━━━━━ RECORDS FOR THE TASK ━━━━━

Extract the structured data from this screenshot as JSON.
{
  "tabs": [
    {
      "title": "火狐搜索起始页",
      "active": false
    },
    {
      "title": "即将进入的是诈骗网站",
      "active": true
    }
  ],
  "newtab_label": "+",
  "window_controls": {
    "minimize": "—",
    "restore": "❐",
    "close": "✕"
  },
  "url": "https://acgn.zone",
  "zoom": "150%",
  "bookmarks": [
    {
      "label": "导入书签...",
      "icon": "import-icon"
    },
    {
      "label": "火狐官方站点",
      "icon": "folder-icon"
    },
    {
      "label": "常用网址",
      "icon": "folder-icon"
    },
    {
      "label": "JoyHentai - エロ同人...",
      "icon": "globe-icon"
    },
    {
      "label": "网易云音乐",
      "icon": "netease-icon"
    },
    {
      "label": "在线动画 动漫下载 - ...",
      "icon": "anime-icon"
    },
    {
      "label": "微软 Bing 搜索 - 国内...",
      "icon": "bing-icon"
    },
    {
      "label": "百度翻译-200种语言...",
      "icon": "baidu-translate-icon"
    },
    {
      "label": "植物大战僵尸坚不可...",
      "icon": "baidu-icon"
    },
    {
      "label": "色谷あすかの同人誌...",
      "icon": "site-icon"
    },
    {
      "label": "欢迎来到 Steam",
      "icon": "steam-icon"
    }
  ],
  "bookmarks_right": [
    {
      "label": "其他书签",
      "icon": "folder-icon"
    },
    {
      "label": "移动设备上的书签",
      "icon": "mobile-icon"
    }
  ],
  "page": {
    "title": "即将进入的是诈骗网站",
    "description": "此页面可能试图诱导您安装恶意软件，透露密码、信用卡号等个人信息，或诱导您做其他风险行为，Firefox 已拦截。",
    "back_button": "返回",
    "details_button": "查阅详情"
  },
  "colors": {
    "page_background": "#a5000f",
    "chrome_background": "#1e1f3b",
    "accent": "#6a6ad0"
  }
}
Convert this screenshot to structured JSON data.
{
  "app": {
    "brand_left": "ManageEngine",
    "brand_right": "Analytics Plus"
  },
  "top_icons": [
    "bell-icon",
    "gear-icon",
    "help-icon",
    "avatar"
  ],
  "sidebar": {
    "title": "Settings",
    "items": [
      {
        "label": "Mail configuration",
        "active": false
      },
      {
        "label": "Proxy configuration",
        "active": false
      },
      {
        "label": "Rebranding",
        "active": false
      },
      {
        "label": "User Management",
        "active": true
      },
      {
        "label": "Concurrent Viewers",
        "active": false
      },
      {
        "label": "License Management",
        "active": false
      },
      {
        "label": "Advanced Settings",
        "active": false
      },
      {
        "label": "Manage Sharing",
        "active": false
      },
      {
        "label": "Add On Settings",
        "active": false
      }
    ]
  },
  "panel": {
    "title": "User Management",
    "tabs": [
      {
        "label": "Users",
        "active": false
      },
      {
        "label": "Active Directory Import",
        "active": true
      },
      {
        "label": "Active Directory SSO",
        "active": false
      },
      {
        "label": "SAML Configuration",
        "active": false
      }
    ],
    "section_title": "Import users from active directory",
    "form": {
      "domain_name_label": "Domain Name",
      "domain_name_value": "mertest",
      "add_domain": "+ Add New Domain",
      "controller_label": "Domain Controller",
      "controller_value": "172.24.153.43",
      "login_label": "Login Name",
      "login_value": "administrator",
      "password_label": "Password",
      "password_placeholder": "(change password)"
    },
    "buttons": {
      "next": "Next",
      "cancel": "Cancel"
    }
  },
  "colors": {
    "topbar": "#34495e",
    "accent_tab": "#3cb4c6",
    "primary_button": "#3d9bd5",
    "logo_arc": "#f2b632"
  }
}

━━━━━

• **DIRECTION**
Reproduce every line of the data verbatim.

• **IN RESPONSE**
Extract the structured data from this screenshot as JSON.
{
  "tabs": [
    {
      "title": "火狐搜索起始页",
      "active": false
    },
    {
      "title": "即将进入的是诈骗网站",
      "active": true
    }
  ],
  "newtab_label": "+",
  "window_controls": {
    "minimize": "—",
    "restore": "❐",
    "close": "✕"
  },
  "url": "https://acgn.zone",
  "zoom": "150%",
  "bookmarks": [
    {
      "label": "导入书签...",
      "icon": "import-icon"
    },
    {
      "label": "火狐官方站点",
      "icon": "folder-icon"
    },
    {
      "label": "常用网址",
      "icon": "folder-icon"
    },
    {
      "label": "JoyHentai - エロ同人...",
      "icon": "globe-icon"
    },
    {
      "label": "网易云音乐",
      "icon": "netease-icon"
    },
    {
      "label": "在线动画 动漫下载 - ...",
      "icon": "anime-icon"
    },
    {
      "label": "微软 Bing 搜索 - 国内...",
      "icon": "bing-icon"
    },
    {
      "label": "百度翻译-200种语言...",
      "icon": "baidu-translate-icon"
    },
    {
      "label": "植物大战僵尸坚不可...",
      "icon": "baidu-icon"
    },
    {
      "label": "色谷あすかの同人誌...",
      "icon": "site-icon"
    },
    {
      "label": "欢迎来到 Steam",
      "icon": "steam-icon"
    }
  ],
  "bookmarks_right": [
    {
      "label": "其他书签",
      "icon": "folder-icon"
    },
    {
      "label": "移动设备上的书签",
      "icon": "mobile-icon"
    }
  ],
  "page": {
    "title": "即将进入的是诈骗网站",
    "description": "此页面可能试图诱导您安装恶意软件，透露密码、信用卡号等个人信息，或诱导您做其他风险行为，Firefox 已拦截。",
    "back_button": "返回",
    "details_button": "查阅详情"
  },
  "colors": {
    "page_background": "#a5000f",
    "chrome_background": "#1e1f3b",
    "accent": "#6a6ad0"
  }
}
Convert this screenshot to structured JSON data.
{
  "app": {
    "brand_left": "ManageEngine",
    "brand_right": "Analytics Plus"
  },
  "top_icons": [
    "bell-icon",
    "gear-icon",
    "help-icon",
    "avatar"
  ],
  "sidebar": {
    "title": "Settings",
    "items": [
      {
        "label": "Mail configuration",
        "active": false
      },
      {
        "label": "Proxy configuration",
        "active": false
      },
      {
        "label": "Rebranding",
        "active": false
      },
      {
        "label": "User Management",
        "active": true
      },
      {
        "label": "Concurrent Viewers",
        "active": false
      },
      {
        "label": "License Management",
        "active": false
      },
      {
        "label": "Advanced Settings",
        "active": false
      },
      {
        "label": "Manage Sharing",
        "active": false
      },
      {
        "label": "Add On Settings",
        "active": false
      }
    ]
  },
  "panel": {
    "title": "User Management",
    "tabs": [
      {
        "label": "Users",
        "active": false
      },
      {
        "label": "Active Directory Import",
        "active": true
      },
      {
        "label": "Active Directory SSO",
        "active": false
      },
      {
        "label": "SAML Configuration",
        "active": false
      }
    ],
    "section_title": "Import users from active directory",
    "form": {
      "domain_name_label": "Domain Name",
      "domain_name_value": "mertest",
      "add_domain": "+ Add New Domain",
      "controller_label": "Domain Controller",
      "controller_value": "172.24.153.43",
      "login_label": "Login Name",
      "login_value": "administrator",
      "password_label": "Password",
      "password_placeholder": "(change password)"
    },
    "buttons": {
      "next": "Next",
      "cancel": "Cancel"
    }
  },
  "colors": {
    "topbar": "#34495e",
    "accent_tab": "#3cb4c6",
    "primary_button": "#3d9bd5",
    "logo_arc": "#f2b632"
  }
}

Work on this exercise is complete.